(Data rows)
%%

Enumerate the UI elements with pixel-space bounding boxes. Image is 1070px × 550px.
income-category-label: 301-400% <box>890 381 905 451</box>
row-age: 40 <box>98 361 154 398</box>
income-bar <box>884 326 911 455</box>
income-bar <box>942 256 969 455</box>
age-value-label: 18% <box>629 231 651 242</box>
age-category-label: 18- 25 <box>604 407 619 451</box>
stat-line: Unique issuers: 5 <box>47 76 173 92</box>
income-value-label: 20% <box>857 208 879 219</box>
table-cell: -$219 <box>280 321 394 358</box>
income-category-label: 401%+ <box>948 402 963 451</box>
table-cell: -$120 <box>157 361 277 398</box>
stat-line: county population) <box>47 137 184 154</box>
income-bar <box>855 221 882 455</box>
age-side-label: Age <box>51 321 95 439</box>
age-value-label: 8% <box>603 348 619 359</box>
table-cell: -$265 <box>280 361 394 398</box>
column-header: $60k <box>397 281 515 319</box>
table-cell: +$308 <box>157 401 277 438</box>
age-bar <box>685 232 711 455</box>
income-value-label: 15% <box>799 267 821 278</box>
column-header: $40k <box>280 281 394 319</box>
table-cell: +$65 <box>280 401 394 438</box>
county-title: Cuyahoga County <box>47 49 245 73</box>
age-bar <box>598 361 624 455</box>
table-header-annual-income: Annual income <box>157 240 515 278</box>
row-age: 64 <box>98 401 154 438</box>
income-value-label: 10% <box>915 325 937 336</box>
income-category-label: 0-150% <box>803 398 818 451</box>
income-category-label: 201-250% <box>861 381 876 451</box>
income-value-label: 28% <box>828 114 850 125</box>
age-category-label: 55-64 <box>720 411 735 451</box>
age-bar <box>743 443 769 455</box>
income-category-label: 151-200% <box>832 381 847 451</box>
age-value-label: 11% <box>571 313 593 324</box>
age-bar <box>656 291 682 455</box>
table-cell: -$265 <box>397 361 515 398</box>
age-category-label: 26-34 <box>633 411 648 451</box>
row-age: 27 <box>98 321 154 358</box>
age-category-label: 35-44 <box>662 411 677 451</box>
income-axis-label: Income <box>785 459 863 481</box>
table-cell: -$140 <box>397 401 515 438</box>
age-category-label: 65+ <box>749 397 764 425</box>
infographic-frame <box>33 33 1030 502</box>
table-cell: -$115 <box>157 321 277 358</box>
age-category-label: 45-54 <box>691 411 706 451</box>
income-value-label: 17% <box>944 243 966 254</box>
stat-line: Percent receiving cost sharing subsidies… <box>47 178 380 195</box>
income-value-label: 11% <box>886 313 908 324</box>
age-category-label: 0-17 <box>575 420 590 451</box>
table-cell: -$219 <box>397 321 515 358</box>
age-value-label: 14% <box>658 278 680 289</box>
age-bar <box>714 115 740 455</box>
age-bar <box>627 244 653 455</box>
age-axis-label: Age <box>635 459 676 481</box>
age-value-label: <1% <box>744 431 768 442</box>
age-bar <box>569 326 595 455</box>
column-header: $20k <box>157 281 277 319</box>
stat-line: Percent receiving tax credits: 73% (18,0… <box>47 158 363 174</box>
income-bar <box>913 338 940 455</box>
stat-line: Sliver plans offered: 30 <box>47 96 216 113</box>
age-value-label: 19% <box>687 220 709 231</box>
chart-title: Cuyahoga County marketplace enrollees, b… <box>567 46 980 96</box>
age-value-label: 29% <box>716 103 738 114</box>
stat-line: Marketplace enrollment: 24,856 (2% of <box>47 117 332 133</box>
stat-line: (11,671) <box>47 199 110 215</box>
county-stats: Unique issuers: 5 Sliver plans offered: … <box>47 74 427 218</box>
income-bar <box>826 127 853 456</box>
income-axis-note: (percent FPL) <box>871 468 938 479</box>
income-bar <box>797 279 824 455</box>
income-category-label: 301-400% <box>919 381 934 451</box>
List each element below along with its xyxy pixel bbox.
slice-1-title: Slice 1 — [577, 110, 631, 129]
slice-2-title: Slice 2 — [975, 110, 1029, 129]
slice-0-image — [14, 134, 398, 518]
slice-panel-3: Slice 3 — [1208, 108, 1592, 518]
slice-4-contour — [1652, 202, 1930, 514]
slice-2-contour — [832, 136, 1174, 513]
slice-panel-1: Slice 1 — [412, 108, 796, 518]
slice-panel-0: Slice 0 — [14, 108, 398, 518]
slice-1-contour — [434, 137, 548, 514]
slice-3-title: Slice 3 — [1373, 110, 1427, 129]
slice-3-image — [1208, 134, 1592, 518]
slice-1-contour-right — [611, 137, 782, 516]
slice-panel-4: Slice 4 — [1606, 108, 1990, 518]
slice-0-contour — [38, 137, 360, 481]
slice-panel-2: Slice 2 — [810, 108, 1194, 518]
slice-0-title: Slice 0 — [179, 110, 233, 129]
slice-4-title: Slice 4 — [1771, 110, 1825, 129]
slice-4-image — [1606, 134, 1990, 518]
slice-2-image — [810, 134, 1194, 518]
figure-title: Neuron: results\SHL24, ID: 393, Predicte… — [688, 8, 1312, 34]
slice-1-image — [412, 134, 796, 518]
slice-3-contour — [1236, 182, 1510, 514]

%%

(Goal of the exercise)
Reproduce every one of the lines above, from first to last, without any alteration.

(Task answer)
Enumerate the UI elements with pixel-space bounding boxes. Image is 1070px × 550px.
income-category-label: 301-400% <box>890 381 905 451</box>
row-age: 40 <box>98 361 154 398</box>
income-bar <box>884 326 911 455</box>
income-bar <box>942 256 969 455</box>
age-value-label: 18% <box>629 231 651 242</box>
age-category-label: 18- 25 <box>604 407 619 451</box>
stat-line: Unique issuers: 5 <box>47 76 173 92</box>
income-value-label: 20% <box>857 208 879 219</box>
table-cell: -$219 <box>280 321 394 358</box>
income-category-label: 401%+ <box>948 402 963 451</box>
table-cell: -$120 <box>157 361 277 398</box>
stat-line: county population) <box>47 137 184 154</box>
income-bar <box>855 221 882 455</box>
age-side-label: Age <box>51 321 95 439</box>
age-value-label: 8% <box>603 348 619 359</box>
table-cell: -$265 <box>280 361 394 398</box>
column-header: $60k <box>397 281 515 319</box>
table-cell: +$308 <box>157 401 277 438</box>
age-bar <box>685 232 711 455</box>
income-value-label: 15% <box>799 267 821 278</box>
column-header: $40k <box>280 281 394 319</box>
table-cell: +$65 <box>280 401 394 438</box>
county-title: Cuyahoga County <box>47 49 245 73</box>
age-bar <box>598 361 624 455</box>
table-header-annual-income: Annual income <box>157 240 515 278</box>
row-age: 64 <box>98 401 154 438</box>
income-value-label: 10% <box>915 325 937 336</box>
income-category-label: 0-150% <box>803 398 818 451</box>
income-category-label: 201-250% <box>861 381 876 451</box>
income-value-label: 28% <box>828 114 850 125</box>
age-category-label: 55-64 <box>720 411 735 451</box>
age-bar <box>743 443 769 455</box>
income-category-label: 151-200% <box>832 381 847 451</box>
age-value-label: 11% <box>571 313 593 324</box>
age-bar <box>656 291 682 455</box>
table-cell: -$265 <box>397 361 515 398</box>
age-category-label: 26-34 <box>633 411 648 451</box>
row-age: 27 <box>98 321 154 358</box>
age-category-label: 35-44 <box>662 411 677 451</box>
income-axis-label: Income <box>785 459 863 481</box>
table-cell: -$140 <box>397 401 515 438</box>
age-category-label: 65+ <box>749 397 764 425</box>
infographic-frame <box>33 33 1030 502</box>
table-cell: -$115 <box>157 321 277 358</box>
age-category-label: 45-54 <box>691 411 706 451</box>
income-value-label: 17% <box>944 243 966 254</box>
stat-line: Percent receiving cost sharing subsidies… <box>47 178 380 195</box>
income-value-label: 11% <box>886 313 908 324</box>
age-category-label: 0-17 <box>575 420 590 451</box>
table-cell: -$219 <box>397 321 515 358</box>
age-value-label: 14% <box>658 278 680 289</box>
age-bar <box>714 115 740 455</box>
age-bar <box>627 244 653 455</box>
age-axis-label: Age <box>635 459 676 481</box>
age-value-label: <1% <box>744 431 768 442</box>
age-bar <box>569 326 595 455</box>
column-header: $20k <box>157 281 277 319</box>
stat-line: Percent receiving tax credits: 73% (18,0… <box>47 158 363 174</box>
income-bar <box>913 338 940 455</box>
stat-line: Sliver plans offered: 30 <box>47 96 216 113</box>
age-value-label: 19% <box>687 220 709 231</box>
chart-title: Cuyahoga County marketplace enrollees, b… <box>567 46 980 96</box>
age-value-label: 29% <box>716 103 738 114</box>
stat-line: Marketplace enrollment: 24,856 (2% of <box>47 117 332 133</box>
stat-line: (11,671) <box>47 199 110 215</box>
county-stats: Unique issuers: 5 Sliver plans offered: … <box>47 74 427 218</box>
income-bar <box>826 127 853 456</box>
income-axis-note: (percent FPL) <box>871 468 938 479</box>
income-bar <box>797 279 824 455</box>
income-category-label: 301-400% <box>919 381 934 451</box>
List each element below along with its xyxy pixel bbox.
slice-1-title: Slice 1 — [577, 110, 631, 129]
slice-2-title: Slice 2 — [975, 110, 1029, 129]
slice-0-image — [14, 134, 398, 518]
slice-panel-3: Slice 3 — [1208, 108, 1592, 518]
slice-4-contour — [1652, 202, 1930, 514]
slice-2-contour — [832, 136, 1174, 513]
slice-panel-1: Slice 1 — [412, 108, 796, 518]
slice-panel-0: Slice 0 — [14, 108, 398, 518]
slice-1-contour — [434, 137, 548, 514]
slice-3-title: Slice 3 — [1373, 110, 1427, 129]
slice-3-image — [1208, 134, 1592, 518]
slice-1-contour-right — [611, 137, 782, 516]
slice-panel-4: Slice 4 — [1606, 108, 1990, 518]
slice-0-contour — [38, 137, 360, 481]
slice-panel-2: Slice 2 — [810, 108, 1194, 518]
slice-0-title: Slice 0 — [179, 110, 233, 129]
slice-4-title: Slice 4 — [1771, 110, 1825, 129]
slice-4-image — [1606, 134, 1990, 518]
slice-2-image — [810, 134, 1194, 518]
figure-title: Neuron: results\SHL24, ID: 393, Predicte… — [688, 8, 1312, 34]
slice-1-image — [412, 134, 796, 518]
slice-3-contour — [1236, 182, 1510, 514]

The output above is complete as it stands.